▸ 练习
请从包含“give bounding boxes”的那一行起，到包含“chevron-up-down-icon — [281, 591, 291, 605]”的那一行为止（两行都算在内），把材料中的这些行一字不改地摘录出来。回答里不要放图片。

▸ 提取的记录
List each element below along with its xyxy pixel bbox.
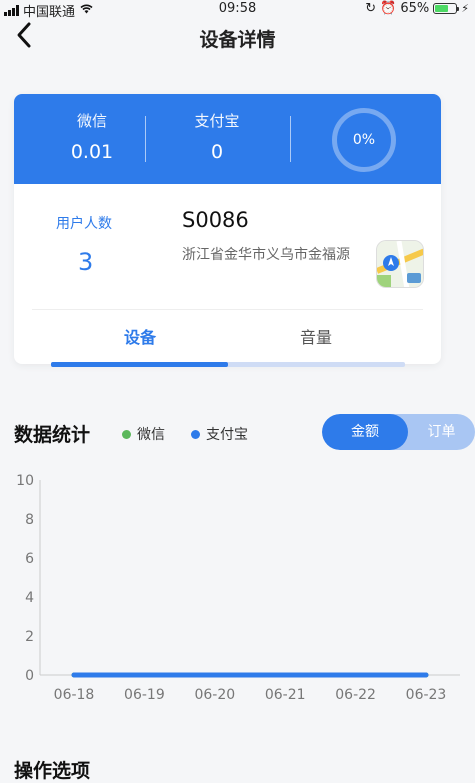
---
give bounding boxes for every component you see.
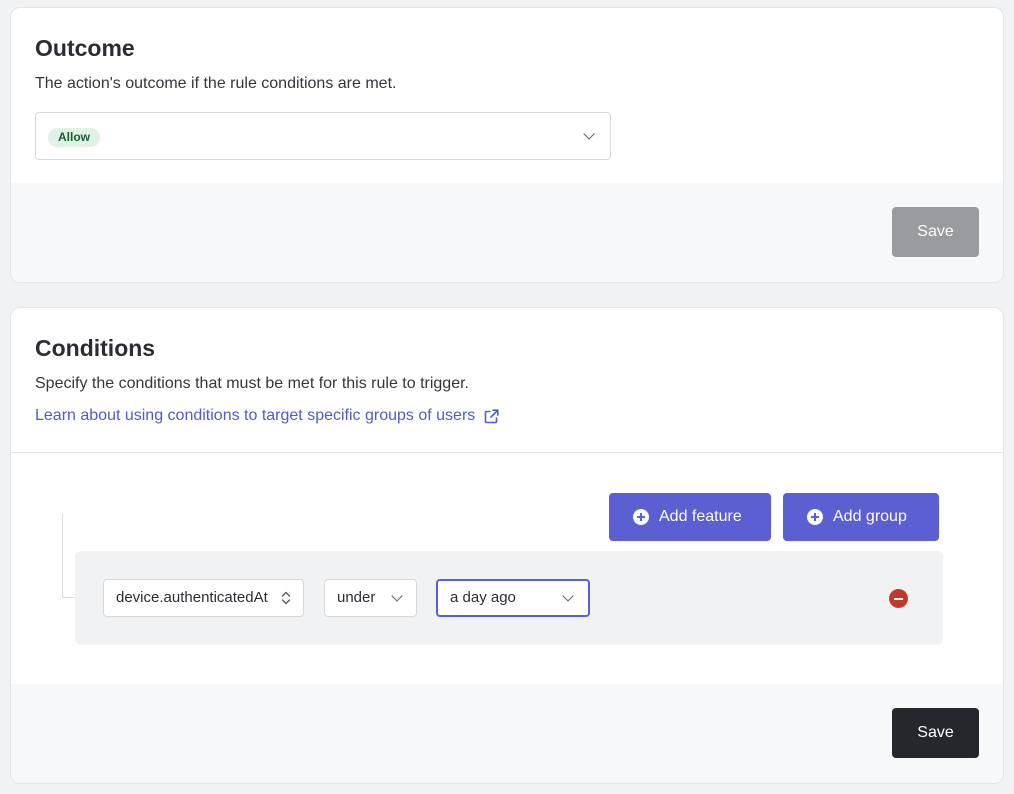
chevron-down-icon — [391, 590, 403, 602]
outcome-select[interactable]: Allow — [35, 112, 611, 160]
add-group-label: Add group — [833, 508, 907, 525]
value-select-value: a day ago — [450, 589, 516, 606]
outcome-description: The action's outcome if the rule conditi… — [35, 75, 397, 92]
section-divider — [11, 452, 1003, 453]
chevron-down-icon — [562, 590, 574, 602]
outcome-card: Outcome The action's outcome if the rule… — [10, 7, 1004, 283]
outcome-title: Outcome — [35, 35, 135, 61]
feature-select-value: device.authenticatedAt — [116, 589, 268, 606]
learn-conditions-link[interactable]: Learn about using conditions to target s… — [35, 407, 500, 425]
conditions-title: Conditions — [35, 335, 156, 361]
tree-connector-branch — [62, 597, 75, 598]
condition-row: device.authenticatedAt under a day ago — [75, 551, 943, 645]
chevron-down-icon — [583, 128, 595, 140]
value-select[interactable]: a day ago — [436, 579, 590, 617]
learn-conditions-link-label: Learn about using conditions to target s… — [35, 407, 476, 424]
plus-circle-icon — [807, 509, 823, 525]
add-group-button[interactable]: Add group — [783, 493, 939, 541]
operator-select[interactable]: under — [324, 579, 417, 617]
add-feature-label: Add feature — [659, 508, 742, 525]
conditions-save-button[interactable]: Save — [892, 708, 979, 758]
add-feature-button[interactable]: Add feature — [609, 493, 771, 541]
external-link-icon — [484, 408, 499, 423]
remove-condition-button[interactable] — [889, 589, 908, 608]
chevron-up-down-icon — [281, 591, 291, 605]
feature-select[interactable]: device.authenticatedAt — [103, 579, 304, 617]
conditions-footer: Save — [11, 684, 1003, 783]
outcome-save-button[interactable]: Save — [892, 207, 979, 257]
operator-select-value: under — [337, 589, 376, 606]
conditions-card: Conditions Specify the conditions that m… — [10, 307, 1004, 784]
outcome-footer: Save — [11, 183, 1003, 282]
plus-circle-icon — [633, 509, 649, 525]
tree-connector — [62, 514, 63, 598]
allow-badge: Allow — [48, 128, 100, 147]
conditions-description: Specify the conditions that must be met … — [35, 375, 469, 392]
---
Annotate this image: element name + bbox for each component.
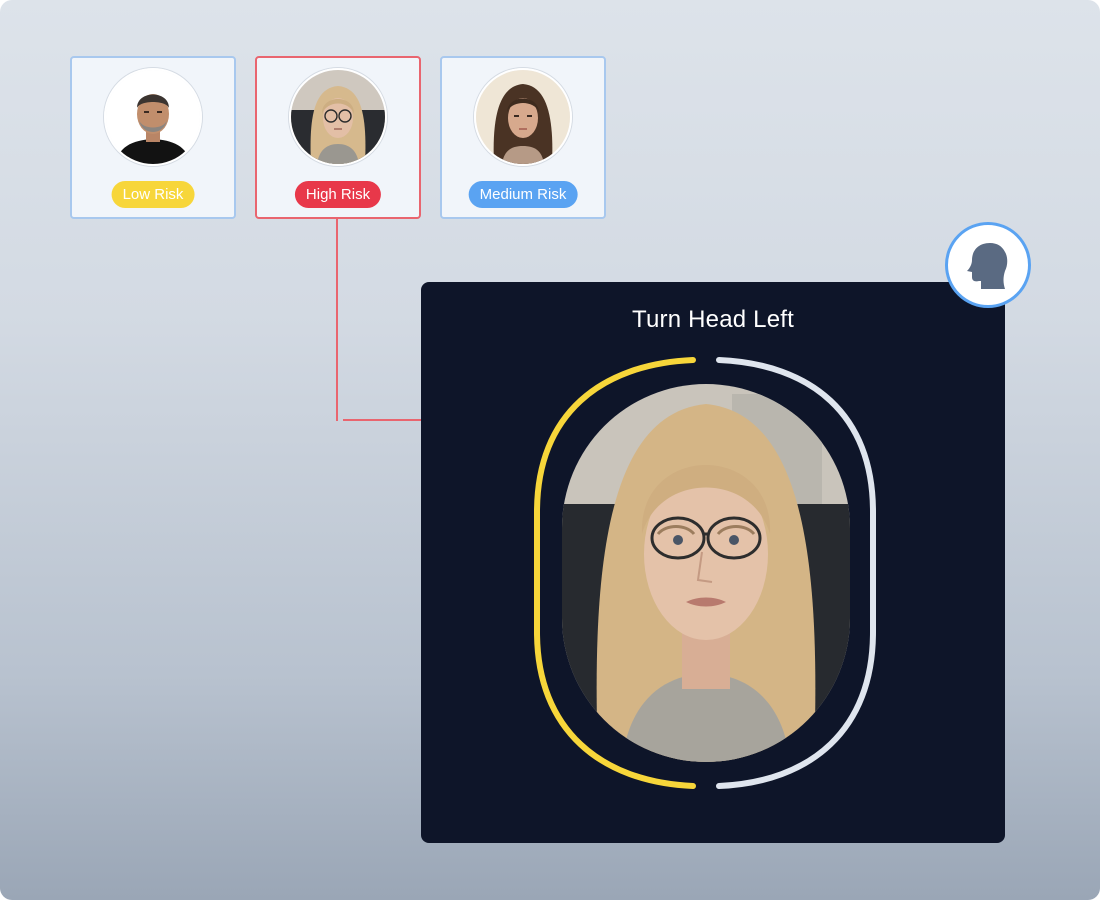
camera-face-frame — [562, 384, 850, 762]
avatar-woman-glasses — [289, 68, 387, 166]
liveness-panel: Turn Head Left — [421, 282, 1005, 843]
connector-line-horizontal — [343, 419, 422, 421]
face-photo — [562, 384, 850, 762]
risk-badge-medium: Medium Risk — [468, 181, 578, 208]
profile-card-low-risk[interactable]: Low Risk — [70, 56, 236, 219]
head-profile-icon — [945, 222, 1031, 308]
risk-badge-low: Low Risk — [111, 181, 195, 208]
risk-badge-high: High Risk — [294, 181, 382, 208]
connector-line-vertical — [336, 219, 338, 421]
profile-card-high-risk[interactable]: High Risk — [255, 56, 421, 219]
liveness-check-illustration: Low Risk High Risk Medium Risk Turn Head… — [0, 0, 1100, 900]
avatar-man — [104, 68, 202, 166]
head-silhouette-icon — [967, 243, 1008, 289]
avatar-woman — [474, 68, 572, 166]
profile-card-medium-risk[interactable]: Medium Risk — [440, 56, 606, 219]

▸ 回答
give bounding boxes for every component you see.
chevron-down-icon — [391, 590, 403, 602]
outcome-select[interactable]: Allow — [35, 112, 611, 160]
add-group-label: Add group — [833, 508, 907, 525]
value-select-value: a day ago — [450, 589, 516, 606]
outcome-description: The action's outcome if the rule conditi… — [35, 75, 397, 92]
section-divider — [11, 452, 1003, 453]
chevron-down-icon — [562, 590, 574, 602]
outcome-card: Outcome The action's outcome if the rule… — [10, 7, 1004, 283]
outcome-title: Outcome — [35, 35, 135, 61]
feature-select-value: device.authenticatedAt — [116, 589, 268, 606]
learn-conditions-link[interactable]: Learn about using conditions to target s… — [35, 407, 500, 425]
conditions-title: Conditions — [35, 335, 156, 361]
tree-connector-branch — [62, 597, 75, 598]
condition-row: device.authenticatedAt under a day ago — [75, 551, 943, 645]
chevron-down-icon — [583, 128, 595, 140]
value-select[interactable]: a day ago — [436, 579, 590, 617]
learn-conditions-link-label: Learn about using conditions to target s… — [35, 407, 476, 424]
plus-circle-icon — [807, 509, 823, 525]
add-group-button[interactable]: Add group — [783, 493, 939, 541]
operator-select[interactable]: under — [324, 579, 417, 617]
add-feature-label: Add feature — [659, 508, 742, 525]
conditions-save-button[interactable]: Save — [892, 708, 979, 758]
add-feature-button[interactable]: Add feature — [609, 493, 771, 541]
external-link-icon — [484, 408, 499, 423]
remove-condition-button[interactable] — [889, 589, 908, 608]
chevron-up-down-icon — [281, 591, 291, 605]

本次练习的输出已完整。